Work required:
Count every line that includes the string "xlabel" in the entries that follow. Nothing besides the number is needed.

Supplied records:
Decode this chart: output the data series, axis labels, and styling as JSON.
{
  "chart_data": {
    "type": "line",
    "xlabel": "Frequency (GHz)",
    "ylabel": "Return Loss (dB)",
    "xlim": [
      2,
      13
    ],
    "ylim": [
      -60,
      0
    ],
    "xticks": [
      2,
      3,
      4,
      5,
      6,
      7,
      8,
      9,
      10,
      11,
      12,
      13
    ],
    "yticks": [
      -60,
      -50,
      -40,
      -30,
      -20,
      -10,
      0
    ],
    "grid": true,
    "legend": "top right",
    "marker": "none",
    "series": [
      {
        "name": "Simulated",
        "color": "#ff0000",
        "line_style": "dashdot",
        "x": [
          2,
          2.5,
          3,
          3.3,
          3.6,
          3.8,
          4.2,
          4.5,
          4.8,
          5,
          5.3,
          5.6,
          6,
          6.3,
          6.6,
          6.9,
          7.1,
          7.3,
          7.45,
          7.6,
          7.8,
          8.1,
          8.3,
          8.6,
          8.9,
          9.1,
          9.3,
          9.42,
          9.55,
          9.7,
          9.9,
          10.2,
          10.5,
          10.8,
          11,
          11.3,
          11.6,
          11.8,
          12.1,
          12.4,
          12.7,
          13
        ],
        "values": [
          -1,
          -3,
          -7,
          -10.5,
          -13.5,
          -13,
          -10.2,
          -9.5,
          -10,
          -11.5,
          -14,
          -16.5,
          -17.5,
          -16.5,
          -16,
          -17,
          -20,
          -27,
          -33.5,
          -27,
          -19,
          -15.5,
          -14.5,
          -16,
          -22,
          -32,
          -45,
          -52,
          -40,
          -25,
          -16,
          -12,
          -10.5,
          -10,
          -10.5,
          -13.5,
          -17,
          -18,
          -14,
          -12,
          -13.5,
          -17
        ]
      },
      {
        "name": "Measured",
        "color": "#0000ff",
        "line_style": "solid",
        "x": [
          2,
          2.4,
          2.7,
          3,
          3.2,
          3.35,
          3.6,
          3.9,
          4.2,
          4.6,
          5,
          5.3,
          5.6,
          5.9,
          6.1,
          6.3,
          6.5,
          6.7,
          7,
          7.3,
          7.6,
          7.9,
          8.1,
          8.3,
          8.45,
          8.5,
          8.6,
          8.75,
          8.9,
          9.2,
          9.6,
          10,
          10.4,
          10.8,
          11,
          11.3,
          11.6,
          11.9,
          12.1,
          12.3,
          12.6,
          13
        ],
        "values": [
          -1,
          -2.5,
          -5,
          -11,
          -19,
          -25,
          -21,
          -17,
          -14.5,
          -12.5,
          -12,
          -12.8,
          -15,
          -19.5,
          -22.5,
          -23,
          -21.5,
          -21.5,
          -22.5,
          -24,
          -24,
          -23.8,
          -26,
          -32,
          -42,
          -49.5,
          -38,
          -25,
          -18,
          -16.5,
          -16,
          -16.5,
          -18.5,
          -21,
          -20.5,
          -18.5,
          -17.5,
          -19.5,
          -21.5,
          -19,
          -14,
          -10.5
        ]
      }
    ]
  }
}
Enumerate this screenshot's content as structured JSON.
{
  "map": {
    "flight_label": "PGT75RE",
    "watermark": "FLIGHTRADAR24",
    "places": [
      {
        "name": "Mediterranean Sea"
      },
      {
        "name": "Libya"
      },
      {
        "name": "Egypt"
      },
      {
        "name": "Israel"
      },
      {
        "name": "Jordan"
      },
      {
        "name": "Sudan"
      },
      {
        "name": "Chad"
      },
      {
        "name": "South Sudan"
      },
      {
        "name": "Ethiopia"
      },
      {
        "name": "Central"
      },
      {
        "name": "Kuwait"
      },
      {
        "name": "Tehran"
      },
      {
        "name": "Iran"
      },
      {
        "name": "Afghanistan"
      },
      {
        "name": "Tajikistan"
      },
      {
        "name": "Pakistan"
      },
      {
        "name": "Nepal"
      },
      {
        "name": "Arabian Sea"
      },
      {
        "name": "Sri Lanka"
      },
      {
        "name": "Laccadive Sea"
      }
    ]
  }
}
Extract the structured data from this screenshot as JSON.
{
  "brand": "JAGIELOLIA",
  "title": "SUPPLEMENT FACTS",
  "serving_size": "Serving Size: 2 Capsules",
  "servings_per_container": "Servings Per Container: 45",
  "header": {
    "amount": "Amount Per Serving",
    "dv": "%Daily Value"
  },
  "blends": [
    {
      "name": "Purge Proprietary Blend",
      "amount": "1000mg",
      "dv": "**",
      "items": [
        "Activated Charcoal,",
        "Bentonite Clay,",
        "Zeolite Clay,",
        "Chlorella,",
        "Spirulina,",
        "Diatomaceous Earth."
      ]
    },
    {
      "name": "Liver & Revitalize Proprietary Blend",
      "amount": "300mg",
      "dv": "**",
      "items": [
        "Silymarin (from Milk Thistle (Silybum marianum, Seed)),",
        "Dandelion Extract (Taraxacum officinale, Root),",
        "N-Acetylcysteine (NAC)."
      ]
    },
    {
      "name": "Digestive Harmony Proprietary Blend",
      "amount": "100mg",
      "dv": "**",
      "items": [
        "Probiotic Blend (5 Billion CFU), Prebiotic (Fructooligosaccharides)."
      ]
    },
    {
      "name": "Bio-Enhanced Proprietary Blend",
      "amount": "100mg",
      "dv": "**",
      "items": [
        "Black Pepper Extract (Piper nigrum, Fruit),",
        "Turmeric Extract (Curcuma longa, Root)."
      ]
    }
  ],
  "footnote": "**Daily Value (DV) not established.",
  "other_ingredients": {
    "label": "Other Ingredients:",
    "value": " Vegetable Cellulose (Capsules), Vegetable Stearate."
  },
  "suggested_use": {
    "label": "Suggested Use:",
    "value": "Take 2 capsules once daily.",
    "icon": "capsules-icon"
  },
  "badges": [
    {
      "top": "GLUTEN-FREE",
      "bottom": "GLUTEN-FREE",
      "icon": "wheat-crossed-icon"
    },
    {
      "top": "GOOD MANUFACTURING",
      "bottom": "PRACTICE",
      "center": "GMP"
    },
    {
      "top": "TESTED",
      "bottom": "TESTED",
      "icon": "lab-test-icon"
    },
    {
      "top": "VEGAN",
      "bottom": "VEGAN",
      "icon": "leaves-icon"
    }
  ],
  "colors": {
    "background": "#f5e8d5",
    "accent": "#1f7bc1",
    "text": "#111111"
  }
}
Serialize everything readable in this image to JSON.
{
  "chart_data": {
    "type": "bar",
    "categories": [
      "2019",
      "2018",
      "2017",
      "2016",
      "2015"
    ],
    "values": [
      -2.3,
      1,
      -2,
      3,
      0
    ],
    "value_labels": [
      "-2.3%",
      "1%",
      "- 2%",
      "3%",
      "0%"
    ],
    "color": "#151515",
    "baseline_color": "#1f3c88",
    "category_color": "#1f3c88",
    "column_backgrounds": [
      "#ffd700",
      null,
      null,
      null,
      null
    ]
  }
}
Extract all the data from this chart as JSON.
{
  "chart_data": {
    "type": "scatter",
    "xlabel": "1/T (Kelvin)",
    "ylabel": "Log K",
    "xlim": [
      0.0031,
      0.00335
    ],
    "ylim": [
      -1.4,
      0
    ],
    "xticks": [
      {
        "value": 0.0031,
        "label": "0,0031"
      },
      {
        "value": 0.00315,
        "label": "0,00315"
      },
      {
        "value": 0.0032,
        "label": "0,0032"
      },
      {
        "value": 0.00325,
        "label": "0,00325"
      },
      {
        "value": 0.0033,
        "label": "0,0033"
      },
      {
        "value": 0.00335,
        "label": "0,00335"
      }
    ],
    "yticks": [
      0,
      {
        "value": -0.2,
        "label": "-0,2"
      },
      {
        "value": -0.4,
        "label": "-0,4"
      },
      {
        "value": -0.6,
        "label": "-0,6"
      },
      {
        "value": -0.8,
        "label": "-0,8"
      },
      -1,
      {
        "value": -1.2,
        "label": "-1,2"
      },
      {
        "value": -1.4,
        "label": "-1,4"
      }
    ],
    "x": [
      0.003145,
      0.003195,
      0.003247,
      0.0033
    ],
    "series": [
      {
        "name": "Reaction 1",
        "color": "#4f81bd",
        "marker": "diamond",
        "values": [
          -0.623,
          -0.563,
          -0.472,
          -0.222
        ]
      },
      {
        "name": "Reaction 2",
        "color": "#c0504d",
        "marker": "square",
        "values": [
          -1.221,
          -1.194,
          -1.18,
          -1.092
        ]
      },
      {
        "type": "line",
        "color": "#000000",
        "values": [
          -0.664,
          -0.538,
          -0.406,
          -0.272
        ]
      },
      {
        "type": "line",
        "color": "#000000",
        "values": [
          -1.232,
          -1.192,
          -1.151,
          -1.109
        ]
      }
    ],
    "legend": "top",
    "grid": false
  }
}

Finished answer:
2